Short task:
A single number is the answer here: how many lines of the entries contain "сначала"?

-- begin Material for this task --

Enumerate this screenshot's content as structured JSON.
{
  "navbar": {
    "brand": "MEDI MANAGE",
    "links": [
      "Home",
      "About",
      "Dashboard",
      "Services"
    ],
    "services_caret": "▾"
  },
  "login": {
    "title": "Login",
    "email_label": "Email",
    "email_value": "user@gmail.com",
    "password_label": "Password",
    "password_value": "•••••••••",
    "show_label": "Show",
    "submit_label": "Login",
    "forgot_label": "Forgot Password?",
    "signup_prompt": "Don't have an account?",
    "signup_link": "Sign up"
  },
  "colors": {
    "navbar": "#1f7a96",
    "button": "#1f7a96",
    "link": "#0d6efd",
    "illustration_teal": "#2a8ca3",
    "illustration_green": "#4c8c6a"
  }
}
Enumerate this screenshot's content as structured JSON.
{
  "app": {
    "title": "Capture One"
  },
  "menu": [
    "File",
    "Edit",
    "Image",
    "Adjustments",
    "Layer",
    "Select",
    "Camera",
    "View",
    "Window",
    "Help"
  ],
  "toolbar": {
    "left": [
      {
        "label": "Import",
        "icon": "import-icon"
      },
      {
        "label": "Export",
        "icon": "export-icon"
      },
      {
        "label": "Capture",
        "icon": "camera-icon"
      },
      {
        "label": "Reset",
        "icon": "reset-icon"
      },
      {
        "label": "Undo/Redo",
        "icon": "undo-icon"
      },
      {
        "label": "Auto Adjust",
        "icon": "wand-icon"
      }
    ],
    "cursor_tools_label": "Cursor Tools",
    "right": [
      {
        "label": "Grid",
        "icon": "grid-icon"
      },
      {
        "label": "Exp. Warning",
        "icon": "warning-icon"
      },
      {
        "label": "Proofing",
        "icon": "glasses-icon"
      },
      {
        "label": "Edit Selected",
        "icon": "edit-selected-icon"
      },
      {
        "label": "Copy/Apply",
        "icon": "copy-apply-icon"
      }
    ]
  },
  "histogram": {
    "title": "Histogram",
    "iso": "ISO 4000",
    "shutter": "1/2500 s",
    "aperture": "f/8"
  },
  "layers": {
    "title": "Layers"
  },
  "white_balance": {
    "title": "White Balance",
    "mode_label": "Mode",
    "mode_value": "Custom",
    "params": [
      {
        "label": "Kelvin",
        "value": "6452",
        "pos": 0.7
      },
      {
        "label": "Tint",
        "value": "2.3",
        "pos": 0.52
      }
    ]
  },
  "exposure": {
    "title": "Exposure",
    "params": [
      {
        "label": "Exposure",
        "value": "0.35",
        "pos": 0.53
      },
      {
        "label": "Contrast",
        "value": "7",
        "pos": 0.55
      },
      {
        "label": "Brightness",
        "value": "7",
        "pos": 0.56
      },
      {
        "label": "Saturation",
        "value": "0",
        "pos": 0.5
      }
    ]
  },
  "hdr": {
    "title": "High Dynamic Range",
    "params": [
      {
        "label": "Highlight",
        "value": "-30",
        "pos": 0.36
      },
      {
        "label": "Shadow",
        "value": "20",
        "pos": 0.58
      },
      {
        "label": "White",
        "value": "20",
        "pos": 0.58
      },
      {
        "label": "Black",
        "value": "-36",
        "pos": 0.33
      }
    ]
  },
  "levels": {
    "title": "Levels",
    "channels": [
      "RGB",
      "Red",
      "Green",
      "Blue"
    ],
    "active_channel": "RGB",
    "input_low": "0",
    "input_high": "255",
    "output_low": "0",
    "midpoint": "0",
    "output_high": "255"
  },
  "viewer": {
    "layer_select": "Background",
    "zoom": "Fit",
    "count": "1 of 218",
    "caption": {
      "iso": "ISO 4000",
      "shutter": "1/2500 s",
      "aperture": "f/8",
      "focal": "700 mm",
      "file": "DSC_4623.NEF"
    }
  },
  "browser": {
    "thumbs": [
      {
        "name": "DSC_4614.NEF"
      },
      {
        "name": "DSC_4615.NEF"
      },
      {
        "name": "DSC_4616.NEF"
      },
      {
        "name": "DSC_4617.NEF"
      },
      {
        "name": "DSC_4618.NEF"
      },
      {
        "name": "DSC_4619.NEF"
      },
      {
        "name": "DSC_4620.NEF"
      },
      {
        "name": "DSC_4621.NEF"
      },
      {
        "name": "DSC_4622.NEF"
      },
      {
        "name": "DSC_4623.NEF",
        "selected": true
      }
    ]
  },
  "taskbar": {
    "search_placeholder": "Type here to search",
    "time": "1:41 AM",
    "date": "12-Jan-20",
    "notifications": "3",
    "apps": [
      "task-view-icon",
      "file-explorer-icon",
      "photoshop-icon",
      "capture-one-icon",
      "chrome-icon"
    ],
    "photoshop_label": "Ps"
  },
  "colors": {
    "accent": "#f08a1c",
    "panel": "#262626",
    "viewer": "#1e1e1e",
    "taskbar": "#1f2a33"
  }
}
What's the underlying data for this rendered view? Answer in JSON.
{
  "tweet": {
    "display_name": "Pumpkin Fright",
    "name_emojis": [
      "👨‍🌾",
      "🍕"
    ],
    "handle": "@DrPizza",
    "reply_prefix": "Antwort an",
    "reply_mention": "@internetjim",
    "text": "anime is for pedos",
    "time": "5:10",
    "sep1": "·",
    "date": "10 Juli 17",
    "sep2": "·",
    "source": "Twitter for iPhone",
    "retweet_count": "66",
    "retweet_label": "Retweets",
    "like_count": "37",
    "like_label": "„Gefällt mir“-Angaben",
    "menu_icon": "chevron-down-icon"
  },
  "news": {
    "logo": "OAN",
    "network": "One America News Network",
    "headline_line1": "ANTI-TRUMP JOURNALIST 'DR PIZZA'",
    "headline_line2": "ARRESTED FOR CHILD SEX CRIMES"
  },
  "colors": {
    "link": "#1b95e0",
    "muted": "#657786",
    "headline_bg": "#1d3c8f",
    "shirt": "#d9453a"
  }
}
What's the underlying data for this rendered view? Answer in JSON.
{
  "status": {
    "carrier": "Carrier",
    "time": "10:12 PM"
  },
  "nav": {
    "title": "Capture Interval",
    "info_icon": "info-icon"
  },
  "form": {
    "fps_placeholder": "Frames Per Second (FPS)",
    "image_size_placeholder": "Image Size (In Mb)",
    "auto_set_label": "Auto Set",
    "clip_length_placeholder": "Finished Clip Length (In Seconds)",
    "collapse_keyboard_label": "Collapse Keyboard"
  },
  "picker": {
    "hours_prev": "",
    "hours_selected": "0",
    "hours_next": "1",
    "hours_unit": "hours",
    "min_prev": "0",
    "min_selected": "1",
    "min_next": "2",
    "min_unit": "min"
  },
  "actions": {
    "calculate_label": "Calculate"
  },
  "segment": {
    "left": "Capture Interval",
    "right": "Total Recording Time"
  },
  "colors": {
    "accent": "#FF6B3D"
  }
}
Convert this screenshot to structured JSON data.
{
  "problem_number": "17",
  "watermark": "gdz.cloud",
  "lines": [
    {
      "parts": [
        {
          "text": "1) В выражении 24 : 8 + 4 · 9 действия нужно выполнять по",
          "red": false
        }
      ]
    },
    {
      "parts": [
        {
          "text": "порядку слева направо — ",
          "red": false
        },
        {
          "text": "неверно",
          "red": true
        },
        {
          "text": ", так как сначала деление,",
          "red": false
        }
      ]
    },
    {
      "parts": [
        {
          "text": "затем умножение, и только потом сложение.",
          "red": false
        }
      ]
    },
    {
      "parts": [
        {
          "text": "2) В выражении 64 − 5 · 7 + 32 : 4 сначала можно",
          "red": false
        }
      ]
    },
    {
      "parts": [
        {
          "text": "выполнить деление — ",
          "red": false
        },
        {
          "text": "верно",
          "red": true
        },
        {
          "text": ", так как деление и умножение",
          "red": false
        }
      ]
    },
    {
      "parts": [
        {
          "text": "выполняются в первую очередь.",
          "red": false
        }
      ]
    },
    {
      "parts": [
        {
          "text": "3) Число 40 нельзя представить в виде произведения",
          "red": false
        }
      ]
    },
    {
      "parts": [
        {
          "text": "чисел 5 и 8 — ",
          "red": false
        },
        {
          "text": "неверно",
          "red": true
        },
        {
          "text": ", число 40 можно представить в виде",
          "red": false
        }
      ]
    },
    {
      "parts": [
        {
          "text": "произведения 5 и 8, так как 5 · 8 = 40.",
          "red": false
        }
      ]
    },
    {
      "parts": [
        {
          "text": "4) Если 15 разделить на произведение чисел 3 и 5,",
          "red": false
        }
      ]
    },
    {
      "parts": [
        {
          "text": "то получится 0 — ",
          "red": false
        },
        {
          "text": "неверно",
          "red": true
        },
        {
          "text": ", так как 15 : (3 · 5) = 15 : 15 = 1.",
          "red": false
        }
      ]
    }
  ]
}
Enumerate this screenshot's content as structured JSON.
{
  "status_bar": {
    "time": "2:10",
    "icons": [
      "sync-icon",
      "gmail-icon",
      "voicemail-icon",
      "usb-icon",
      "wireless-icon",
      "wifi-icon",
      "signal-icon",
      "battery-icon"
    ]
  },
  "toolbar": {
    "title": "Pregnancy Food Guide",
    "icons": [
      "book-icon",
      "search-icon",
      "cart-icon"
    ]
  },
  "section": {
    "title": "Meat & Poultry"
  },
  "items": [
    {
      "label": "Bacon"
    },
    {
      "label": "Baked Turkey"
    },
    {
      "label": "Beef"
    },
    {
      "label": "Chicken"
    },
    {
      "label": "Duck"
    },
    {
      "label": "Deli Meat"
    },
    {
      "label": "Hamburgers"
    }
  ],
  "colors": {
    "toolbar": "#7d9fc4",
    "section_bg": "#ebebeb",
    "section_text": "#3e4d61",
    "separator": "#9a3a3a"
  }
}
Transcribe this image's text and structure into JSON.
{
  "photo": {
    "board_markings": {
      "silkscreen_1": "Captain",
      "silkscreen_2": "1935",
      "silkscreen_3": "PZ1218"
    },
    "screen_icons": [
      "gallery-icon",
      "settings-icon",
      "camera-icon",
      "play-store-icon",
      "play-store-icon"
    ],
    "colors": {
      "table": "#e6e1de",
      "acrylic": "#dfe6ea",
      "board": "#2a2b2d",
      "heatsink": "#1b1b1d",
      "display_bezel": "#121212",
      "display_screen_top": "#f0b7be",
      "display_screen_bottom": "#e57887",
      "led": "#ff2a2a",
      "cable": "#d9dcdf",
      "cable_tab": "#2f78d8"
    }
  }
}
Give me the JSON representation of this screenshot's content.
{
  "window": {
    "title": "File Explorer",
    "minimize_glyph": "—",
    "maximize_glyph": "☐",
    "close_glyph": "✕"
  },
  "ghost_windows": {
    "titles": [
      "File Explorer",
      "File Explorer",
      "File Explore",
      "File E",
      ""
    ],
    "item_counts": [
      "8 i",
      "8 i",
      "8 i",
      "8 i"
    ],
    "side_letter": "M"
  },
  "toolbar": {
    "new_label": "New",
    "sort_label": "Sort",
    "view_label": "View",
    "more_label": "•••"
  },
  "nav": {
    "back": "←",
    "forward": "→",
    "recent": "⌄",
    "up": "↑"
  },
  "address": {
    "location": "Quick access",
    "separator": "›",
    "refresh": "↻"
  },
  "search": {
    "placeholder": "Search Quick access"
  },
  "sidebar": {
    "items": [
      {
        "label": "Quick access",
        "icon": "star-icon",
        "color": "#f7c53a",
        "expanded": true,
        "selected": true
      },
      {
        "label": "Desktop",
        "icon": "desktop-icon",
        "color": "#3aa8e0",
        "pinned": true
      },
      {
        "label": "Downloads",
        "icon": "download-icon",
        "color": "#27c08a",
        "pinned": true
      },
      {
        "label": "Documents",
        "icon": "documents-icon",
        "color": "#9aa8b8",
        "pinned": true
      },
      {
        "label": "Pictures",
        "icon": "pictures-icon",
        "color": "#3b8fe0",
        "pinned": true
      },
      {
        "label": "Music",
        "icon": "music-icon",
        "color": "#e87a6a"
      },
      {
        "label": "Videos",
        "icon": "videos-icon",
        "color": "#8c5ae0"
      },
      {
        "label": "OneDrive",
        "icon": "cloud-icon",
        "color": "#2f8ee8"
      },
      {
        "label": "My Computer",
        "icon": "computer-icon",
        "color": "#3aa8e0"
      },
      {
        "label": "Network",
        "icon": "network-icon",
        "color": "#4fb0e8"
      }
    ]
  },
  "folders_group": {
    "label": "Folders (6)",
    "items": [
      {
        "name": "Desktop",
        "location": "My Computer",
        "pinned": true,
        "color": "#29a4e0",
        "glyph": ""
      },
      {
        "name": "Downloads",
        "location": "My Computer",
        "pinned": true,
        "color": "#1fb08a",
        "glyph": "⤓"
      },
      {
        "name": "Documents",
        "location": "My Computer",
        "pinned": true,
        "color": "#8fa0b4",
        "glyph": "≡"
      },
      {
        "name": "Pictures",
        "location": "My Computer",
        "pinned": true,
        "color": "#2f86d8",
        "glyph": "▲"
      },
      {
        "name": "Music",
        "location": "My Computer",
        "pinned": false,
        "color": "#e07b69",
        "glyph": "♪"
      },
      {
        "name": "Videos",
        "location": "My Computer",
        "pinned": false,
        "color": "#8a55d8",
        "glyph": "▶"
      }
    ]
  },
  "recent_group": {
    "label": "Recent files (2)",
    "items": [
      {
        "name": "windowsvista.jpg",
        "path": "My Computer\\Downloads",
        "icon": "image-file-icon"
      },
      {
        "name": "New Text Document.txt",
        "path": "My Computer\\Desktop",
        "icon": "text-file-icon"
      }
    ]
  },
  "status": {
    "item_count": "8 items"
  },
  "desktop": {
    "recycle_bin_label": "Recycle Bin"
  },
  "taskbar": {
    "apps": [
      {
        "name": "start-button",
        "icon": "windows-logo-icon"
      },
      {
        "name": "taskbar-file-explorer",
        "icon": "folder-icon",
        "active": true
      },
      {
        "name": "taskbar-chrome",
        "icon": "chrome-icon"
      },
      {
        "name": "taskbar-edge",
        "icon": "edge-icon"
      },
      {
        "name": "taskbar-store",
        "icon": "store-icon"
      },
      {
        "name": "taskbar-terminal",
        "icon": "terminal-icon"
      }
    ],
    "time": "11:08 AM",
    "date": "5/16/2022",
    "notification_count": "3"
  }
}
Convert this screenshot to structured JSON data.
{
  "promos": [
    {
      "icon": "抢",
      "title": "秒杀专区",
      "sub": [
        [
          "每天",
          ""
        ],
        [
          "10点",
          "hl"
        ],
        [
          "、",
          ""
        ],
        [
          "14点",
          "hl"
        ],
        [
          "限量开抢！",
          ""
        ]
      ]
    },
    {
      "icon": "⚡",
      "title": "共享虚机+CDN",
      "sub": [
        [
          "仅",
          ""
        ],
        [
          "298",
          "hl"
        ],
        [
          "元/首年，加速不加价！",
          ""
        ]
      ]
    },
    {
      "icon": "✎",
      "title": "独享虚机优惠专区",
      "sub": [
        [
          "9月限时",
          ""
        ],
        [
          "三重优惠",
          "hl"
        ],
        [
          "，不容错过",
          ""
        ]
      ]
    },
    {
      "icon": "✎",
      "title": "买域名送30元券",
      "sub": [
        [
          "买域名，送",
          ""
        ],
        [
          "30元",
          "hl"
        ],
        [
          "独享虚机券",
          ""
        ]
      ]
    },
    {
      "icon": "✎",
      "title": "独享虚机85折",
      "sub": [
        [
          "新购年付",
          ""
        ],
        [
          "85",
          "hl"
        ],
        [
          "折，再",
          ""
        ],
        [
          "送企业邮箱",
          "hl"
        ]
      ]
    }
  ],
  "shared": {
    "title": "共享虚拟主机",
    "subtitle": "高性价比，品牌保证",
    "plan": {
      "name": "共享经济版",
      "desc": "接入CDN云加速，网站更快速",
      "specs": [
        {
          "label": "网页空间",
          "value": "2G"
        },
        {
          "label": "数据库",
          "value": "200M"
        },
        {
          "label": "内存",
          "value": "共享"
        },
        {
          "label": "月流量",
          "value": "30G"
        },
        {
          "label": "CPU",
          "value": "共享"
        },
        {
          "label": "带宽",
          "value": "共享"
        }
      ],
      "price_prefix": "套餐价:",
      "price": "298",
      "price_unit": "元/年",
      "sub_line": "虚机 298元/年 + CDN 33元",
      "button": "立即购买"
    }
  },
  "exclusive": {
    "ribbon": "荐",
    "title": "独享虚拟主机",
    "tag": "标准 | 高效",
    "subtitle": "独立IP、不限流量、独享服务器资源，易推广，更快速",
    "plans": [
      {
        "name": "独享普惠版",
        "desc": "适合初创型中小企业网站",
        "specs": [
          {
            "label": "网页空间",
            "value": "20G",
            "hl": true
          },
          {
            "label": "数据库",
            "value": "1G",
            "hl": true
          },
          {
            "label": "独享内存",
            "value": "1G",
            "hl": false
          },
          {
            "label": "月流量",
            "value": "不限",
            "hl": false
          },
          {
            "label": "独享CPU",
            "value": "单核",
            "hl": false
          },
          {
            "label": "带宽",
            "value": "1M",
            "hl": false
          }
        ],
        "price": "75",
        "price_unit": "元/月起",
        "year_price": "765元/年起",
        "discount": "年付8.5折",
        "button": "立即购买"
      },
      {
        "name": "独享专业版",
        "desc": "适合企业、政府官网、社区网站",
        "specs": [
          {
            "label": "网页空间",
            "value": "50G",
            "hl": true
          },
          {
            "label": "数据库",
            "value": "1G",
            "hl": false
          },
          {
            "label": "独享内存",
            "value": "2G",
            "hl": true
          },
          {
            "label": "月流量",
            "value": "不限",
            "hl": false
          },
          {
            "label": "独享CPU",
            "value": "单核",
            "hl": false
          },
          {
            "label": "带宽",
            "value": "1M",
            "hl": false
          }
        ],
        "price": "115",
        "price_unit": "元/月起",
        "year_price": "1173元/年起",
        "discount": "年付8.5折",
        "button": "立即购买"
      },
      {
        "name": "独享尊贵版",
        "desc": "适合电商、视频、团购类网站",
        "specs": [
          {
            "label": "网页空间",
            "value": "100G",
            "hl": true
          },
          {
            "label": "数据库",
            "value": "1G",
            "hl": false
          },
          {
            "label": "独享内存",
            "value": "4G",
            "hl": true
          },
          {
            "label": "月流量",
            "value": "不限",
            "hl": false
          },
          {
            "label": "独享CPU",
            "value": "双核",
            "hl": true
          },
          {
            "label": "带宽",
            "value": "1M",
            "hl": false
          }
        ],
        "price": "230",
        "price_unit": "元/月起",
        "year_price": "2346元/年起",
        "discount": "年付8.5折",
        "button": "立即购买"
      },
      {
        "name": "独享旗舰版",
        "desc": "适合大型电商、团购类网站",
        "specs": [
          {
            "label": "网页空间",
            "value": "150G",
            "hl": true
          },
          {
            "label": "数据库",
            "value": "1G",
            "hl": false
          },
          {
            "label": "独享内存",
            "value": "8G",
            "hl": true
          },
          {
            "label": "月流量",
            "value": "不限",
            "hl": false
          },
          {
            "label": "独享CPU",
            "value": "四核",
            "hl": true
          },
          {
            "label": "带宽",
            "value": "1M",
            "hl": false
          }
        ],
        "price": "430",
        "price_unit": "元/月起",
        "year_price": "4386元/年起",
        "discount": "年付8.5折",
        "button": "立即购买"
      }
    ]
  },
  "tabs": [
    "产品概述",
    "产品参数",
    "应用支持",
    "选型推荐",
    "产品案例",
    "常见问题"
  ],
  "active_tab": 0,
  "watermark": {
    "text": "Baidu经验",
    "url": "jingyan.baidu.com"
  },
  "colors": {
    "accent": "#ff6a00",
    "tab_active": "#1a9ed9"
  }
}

-- end Material for this task --

Reply:
2